GIVEN PROBLEM:
Each record below must be returned exactly as shown.

DATASET EXTRACT start

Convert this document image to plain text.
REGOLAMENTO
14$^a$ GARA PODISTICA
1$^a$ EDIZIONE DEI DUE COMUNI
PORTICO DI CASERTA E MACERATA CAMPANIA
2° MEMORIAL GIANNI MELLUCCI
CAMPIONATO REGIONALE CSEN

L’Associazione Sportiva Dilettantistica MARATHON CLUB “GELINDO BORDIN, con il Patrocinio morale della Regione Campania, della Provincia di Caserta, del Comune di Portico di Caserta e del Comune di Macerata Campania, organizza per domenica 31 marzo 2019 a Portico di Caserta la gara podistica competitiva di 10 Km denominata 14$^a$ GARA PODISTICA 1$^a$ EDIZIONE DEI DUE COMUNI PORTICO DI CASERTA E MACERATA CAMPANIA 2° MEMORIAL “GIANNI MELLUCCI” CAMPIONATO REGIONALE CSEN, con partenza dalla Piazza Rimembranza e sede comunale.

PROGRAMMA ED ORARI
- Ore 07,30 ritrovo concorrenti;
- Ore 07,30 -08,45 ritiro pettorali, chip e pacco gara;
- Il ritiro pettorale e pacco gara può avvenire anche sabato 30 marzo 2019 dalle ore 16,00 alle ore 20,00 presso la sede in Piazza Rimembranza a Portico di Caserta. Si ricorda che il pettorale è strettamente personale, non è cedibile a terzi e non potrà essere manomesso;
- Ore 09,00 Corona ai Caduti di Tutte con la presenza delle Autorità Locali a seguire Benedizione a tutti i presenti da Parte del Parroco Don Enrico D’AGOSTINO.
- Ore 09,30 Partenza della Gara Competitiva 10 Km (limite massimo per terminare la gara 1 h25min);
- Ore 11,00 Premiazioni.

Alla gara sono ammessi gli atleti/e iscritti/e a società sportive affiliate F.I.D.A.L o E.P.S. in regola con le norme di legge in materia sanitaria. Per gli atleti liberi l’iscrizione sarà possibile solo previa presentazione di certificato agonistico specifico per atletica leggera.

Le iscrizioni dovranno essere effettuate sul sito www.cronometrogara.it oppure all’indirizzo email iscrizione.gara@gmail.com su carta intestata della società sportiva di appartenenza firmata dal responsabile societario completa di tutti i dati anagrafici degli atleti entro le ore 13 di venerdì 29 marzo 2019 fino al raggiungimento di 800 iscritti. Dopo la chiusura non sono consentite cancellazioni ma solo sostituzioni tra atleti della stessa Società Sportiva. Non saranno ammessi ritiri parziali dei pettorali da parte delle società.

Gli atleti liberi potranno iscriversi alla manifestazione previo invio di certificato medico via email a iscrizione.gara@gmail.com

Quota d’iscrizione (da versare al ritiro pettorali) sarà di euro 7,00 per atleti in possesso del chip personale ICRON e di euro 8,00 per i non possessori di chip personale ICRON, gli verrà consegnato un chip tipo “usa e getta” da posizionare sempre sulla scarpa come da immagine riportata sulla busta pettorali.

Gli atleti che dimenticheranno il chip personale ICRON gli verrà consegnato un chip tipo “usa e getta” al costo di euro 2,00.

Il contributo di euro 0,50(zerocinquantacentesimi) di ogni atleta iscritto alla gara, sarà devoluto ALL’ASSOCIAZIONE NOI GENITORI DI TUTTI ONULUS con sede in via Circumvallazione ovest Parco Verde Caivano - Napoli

DATASET EXTRACT end

THE RESPONSE:
Convert this document image to plain text.
REGOLAMENTO
14$^a$ GARA PODISTICA
1$^a$ EDIZIONE DEI DUE COMUNI
PORTICO DI CASERTA E MACERATA CAMPANIA
2° MEMORIAL GIANNI MELLUCCI
CAMPIONATO REGIONALE CSEN

L’Associazione Sportiva Dilettantistica MARATHON CLUB “GELINDO BORDIN, con il Patrocinio morale della Regione Campania, della Provincia di Caserta, del Comune di Portico di Caserta e del Comune di Macerata Campania, organizza per domenica 31 marzo 2019 a Portico di Caserta la gara podistica competitiva di 10 Km denominata 14$^a$ GARA PODISTICA 1$^a$ EDIZIONE DEI DUE COMUNI PORTICO DI CASERTA E MACERATA CAMPANIA 2° MEMORIAL “GIANNI MELLUCCI” CAMPIONATO REGIONALE CSEN, con partenza dalla Piazza Rimembranza e sede comunale.

PROGRAMMA ED ORARI
- Ore 07,30 ritrovo concorrenti;
- Ore 07,30 -08,45 ritiro pettorali, chip e pacco gara;
- Il ritiro pettorale e pacco gara può avvenire anche sabato 30 marzo 2019 dalle ore 16,00 alle ore 20,00 presso la sede in Piazza Rimembranza a Portico di Caserta. Si ricorda che il pettorale è strettamente personale, non è cedibile a terzi e non potrà essere manomesso;
- Ore 09,00 Corona ai Caduti di Tutte con la presenza delle Autorità Locali a seguire Benedizione a tutti i presenti da Parte del Parroco Don Enrico D’AGOSTINO.
- Ore 09,30 Partenza della Gara Competitiva 10 Km (limite massimo per terminare la gara 1 h25min);
- Ore 11,00 Premiazioni.

Alla gara sono ammessi gli atleti/e iscritti/e a società sportive affiliate F.I.D.A.L o E.P.S. in regola con le norme di legge in materia sanitaria. Per gli atleti liberi l’iscrizione sarà possibile solo previa presentazione di certificato agonistico specifico per atletica leggera.

Le iscrizioni dovranno essere effettuate sul sito www.cronometrogara.it oppure all’indirizzo email iscrizione.gara@gmail.com su carta intestata della società sportiva di appartenenza firmata dal responsabile societario completa di tutti i dati anagrafici degli atleti entro le ore 13 di venerdì 29 marzo 2019 fino al raggiungimento di 800 iscritti. Dopo la chiusura non sono consentite cancellazioni ma solo sostituzioni tra atleti della stessa Società Sportiva. Non saranno ammessi ritiri parziali dei pettorali da parte delle società.

Gli atleti liberi potranno iscriversi alla manifestazione previo invio di certificato medico via email a iscrizione.gara@gmail.com

Quota d’iscrizione (da versare al ritiro pettorali) sarà di euro 7,00 per atleti in possesso del chip personale ICRON e di euro 8,00 per i non possessori di chip personale ICRON, gli verrà consegnato un chip tipo “usa e getta” da posizionare sempre sulla scarpa come da immagine riportata sulla busta pettorali.

Gli atleti che dimenticheranno il chip personale ICRON gli verrà consegnato un chip tipo “usa e getta” al costo di euro 2,00.

Il contributo di euro 0,50(zerocinquantacentesimi) di ogni atleta iscritto alla gara, sarà devoluto ALL’ASSOCIAZIONE NOI GENITORI DI TUTTI ONULUS con sede in via Circumvallazione ovest Parco Verde Caivano - Napoli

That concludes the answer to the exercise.